--- begin ---

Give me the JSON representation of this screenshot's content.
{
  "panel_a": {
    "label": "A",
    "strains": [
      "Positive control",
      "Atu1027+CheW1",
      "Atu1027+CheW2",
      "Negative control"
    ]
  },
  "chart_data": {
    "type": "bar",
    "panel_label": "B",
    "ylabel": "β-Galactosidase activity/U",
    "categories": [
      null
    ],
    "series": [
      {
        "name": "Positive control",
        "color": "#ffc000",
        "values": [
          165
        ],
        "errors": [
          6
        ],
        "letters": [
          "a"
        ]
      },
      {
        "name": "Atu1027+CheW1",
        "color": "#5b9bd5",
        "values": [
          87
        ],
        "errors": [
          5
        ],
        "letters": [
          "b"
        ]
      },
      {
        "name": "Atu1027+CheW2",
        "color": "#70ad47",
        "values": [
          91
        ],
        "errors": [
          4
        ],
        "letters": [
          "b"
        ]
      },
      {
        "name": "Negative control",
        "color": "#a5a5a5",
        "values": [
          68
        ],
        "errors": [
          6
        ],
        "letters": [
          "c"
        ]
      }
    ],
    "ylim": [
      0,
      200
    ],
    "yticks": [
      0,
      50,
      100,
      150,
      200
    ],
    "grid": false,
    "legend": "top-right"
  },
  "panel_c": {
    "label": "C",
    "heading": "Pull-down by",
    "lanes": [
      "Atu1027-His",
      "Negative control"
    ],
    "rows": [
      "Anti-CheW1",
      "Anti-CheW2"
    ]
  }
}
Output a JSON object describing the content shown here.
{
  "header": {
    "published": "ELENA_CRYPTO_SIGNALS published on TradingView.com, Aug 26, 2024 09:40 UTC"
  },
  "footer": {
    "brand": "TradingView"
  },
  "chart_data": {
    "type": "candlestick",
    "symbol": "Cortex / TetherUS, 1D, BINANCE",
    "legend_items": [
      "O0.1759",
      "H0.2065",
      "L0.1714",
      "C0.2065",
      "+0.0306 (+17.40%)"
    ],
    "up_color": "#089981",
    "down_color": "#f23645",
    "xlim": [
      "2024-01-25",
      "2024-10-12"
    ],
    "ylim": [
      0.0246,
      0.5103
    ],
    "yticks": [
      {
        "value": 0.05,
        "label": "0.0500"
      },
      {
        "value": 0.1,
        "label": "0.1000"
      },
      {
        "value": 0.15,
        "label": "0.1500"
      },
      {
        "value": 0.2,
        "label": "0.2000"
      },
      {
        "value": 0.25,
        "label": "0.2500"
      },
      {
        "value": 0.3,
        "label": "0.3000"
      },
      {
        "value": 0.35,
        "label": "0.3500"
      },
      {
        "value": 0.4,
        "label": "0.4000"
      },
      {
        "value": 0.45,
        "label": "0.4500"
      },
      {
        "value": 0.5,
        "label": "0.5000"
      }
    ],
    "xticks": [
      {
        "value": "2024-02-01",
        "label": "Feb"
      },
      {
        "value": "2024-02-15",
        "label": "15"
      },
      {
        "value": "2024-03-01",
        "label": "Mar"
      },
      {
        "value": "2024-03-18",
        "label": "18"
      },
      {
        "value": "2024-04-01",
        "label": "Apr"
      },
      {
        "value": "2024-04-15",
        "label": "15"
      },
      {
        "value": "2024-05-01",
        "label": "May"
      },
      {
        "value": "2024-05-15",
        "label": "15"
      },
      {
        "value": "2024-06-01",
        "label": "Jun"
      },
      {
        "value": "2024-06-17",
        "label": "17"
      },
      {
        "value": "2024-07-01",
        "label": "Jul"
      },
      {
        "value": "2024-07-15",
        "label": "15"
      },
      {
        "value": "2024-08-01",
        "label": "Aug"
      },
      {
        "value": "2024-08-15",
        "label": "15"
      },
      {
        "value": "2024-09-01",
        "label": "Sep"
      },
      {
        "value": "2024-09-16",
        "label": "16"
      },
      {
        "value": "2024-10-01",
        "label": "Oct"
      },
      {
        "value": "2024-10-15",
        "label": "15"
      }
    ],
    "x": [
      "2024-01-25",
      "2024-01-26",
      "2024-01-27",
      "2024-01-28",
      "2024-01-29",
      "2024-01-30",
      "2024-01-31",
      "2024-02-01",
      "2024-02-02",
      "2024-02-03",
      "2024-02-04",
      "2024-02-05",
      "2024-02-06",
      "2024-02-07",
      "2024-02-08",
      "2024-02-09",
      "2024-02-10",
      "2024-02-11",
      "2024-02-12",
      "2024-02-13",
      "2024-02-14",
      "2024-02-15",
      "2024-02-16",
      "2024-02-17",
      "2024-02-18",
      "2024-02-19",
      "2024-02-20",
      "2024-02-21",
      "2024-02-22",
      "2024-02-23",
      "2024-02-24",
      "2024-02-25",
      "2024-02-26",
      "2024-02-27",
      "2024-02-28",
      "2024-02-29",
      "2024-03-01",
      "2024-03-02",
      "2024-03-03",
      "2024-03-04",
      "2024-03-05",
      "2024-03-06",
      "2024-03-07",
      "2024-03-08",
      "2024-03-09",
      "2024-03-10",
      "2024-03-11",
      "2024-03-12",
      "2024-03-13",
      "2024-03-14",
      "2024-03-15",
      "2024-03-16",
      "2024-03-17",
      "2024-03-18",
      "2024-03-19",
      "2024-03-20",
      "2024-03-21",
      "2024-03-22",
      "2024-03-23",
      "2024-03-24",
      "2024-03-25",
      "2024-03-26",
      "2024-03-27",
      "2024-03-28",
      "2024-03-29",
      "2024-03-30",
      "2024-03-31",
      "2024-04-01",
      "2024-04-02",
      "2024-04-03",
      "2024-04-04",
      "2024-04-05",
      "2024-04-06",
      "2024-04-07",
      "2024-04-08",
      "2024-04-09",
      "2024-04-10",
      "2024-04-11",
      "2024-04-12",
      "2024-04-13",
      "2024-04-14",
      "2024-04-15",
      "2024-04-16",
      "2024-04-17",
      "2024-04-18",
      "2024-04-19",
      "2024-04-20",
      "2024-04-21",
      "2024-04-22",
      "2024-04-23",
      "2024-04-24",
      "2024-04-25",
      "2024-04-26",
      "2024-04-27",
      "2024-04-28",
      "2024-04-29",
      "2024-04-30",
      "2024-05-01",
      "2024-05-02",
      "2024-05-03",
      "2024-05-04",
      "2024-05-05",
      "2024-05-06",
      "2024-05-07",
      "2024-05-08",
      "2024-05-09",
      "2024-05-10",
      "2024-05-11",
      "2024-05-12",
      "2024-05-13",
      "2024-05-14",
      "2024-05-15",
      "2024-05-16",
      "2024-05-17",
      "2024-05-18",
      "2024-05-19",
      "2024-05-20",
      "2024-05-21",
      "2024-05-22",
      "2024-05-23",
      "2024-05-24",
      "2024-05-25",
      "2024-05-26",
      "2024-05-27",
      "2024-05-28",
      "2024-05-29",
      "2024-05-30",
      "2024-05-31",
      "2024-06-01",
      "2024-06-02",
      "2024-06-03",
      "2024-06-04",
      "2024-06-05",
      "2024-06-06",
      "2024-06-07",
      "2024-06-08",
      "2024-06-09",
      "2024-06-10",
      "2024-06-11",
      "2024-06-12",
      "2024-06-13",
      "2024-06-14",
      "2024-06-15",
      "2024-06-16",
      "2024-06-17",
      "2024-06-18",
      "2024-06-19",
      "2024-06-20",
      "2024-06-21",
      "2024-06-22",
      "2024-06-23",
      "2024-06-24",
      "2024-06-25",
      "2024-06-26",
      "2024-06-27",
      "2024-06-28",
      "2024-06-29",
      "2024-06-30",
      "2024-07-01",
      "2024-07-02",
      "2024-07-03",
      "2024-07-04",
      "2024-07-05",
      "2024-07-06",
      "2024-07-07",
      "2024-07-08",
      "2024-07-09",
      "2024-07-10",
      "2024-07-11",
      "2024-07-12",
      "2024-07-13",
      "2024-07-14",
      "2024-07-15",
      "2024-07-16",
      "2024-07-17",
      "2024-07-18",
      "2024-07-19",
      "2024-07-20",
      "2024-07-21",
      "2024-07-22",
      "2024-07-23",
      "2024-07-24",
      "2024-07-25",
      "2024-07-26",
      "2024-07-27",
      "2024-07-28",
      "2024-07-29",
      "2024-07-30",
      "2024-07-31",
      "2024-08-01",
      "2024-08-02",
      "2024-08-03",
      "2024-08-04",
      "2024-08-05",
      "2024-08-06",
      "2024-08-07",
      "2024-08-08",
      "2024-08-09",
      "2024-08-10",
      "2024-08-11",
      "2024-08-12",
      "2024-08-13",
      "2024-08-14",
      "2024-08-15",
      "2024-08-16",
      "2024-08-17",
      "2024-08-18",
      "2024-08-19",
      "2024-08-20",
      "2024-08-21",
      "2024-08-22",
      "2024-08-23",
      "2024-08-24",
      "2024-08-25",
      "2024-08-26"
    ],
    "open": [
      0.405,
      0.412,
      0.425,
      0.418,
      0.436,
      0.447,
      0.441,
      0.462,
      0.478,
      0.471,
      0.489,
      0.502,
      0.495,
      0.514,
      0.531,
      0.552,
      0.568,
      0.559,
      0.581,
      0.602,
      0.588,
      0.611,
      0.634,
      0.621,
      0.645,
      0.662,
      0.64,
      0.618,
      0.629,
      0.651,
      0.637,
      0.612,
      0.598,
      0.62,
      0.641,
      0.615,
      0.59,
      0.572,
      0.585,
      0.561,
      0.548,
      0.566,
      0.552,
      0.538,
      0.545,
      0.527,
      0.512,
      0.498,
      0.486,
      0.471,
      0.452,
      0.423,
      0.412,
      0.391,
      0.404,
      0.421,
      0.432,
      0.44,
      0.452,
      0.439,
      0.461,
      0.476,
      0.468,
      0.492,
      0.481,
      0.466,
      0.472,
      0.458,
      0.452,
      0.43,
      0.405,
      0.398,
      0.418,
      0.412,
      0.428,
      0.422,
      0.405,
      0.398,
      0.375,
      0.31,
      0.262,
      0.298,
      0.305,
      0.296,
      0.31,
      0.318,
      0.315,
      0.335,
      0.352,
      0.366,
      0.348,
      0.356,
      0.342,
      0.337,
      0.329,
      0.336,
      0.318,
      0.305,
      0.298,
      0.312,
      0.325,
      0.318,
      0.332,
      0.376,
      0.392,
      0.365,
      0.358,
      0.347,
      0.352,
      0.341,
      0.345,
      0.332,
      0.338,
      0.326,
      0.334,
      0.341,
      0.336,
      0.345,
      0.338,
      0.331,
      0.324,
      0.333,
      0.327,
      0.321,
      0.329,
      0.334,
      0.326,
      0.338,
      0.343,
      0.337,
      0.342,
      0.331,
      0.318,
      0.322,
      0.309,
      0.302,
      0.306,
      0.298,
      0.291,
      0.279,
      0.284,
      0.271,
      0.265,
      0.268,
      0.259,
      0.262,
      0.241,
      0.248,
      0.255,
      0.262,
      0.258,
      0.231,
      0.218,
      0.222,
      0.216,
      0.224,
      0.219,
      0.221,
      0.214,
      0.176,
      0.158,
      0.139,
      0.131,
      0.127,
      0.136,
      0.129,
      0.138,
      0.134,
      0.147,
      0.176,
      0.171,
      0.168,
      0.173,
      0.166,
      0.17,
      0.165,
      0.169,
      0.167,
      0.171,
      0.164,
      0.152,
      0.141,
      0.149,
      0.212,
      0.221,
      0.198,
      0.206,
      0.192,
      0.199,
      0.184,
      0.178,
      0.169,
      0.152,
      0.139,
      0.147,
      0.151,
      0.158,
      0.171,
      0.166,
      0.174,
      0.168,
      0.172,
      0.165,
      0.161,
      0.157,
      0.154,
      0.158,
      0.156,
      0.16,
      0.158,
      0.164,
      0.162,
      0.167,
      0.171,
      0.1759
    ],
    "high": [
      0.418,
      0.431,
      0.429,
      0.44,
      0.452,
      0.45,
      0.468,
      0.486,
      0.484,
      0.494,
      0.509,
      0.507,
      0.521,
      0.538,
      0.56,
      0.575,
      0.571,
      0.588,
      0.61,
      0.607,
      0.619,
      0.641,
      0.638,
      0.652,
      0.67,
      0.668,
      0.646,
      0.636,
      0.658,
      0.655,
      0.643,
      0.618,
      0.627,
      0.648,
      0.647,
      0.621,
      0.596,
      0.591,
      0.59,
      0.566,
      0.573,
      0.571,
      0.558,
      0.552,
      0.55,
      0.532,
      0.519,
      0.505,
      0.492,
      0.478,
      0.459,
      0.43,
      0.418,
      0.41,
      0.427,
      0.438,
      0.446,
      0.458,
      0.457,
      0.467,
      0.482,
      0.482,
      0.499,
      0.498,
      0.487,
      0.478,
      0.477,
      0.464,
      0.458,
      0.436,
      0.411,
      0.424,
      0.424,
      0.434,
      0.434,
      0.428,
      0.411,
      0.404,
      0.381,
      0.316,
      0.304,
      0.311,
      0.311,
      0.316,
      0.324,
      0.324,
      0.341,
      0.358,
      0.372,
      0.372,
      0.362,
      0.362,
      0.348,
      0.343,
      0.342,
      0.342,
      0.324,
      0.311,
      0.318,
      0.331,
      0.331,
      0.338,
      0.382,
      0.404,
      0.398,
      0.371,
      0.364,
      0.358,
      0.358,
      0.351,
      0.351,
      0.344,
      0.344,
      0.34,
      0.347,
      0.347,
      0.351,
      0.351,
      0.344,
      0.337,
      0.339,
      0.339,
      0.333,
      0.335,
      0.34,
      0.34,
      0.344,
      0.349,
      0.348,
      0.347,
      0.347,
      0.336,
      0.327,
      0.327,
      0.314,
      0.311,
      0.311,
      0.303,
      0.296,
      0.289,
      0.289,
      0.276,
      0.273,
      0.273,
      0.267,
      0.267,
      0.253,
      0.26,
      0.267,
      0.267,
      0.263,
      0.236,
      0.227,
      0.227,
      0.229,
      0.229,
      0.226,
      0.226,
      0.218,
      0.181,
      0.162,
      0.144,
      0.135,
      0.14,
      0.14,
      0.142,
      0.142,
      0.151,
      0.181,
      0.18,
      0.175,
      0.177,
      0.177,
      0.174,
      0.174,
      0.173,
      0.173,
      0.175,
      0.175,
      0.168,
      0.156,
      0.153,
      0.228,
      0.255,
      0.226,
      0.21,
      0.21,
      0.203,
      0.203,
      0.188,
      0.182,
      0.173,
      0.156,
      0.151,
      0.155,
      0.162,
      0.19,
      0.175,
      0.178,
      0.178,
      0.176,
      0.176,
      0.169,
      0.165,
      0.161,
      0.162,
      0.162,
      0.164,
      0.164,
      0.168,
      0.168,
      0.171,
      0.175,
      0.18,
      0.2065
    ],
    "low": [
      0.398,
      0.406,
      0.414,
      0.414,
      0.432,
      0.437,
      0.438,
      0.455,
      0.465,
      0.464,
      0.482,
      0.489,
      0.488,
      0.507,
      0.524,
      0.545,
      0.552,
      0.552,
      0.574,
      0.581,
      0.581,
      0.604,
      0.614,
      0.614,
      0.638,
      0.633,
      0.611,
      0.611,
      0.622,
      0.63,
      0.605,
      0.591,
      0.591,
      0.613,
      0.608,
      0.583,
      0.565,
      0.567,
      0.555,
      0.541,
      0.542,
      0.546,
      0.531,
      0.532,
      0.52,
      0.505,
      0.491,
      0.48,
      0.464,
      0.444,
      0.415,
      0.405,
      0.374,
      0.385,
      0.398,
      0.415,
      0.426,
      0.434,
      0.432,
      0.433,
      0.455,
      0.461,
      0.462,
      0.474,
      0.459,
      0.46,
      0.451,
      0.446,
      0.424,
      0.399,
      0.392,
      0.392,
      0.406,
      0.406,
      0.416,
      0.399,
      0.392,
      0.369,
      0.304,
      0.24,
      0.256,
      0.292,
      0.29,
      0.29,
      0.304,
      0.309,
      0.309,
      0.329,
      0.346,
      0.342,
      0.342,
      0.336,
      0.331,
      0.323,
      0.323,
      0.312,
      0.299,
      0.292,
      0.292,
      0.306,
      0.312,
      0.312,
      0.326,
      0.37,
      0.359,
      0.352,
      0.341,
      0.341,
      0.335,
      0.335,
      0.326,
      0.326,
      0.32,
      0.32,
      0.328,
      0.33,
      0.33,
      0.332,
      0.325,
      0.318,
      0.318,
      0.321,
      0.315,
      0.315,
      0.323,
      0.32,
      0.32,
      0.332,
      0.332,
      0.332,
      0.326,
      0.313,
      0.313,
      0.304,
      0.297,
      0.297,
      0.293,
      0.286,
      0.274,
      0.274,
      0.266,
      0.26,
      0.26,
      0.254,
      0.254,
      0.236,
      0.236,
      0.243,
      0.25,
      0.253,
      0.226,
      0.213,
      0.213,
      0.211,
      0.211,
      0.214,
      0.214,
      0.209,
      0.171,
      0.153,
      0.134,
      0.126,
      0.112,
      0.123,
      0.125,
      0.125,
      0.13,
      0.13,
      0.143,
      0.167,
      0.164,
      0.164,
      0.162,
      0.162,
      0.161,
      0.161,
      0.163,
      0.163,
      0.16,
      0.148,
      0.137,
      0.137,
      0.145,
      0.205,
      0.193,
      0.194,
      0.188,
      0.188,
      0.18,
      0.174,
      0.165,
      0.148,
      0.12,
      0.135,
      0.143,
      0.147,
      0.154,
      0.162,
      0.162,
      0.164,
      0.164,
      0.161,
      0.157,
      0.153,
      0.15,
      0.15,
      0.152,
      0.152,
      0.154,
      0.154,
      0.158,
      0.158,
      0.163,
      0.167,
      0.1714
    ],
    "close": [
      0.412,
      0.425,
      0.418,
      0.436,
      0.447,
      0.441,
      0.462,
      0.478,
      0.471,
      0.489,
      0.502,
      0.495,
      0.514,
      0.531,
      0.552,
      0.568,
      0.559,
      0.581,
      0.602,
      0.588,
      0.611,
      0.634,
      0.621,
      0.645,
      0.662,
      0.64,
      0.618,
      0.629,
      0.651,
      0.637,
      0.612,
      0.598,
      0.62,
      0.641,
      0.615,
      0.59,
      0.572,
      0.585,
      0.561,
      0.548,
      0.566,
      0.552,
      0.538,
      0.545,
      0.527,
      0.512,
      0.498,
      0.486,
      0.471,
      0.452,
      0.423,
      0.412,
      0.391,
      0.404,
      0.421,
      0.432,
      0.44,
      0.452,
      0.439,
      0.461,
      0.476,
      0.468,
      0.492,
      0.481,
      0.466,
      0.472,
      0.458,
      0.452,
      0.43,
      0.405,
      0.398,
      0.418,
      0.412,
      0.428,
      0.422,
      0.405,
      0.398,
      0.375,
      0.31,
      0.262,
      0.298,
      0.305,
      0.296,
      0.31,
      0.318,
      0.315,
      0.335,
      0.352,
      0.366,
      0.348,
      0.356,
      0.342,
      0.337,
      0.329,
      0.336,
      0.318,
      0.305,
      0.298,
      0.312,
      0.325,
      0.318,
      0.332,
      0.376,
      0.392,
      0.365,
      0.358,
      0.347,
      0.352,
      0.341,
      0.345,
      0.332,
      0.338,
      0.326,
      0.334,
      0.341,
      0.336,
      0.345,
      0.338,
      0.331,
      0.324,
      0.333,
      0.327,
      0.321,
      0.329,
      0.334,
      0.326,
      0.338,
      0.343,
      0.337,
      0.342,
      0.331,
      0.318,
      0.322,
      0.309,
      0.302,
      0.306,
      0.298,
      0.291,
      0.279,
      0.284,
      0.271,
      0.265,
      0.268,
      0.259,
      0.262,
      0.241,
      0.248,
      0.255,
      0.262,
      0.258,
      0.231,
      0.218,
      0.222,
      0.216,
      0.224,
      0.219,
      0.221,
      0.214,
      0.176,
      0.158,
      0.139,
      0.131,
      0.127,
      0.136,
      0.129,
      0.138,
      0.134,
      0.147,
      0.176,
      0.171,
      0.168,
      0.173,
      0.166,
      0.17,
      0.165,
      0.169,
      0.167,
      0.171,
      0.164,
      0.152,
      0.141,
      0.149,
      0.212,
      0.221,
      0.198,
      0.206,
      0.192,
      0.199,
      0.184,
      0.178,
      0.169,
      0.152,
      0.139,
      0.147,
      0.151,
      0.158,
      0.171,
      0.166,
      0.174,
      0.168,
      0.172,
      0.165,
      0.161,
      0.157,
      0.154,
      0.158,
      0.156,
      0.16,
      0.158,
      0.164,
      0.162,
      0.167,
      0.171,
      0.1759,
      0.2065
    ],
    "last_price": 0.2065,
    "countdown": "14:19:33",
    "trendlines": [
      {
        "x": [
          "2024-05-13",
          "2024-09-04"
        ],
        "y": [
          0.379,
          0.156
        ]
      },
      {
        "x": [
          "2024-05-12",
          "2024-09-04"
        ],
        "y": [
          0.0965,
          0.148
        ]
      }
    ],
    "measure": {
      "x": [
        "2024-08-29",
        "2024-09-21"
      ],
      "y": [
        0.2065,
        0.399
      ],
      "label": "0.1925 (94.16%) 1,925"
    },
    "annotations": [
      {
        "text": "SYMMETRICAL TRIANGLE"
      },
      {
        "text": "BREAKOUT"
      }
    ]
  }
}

--- end ---

• **SHORT TASK**: Search the lines above for the string "Positive", then show every one that has it.

• **WORKED SOLUTION**:
      "Positive control",
        "name": "Positive control",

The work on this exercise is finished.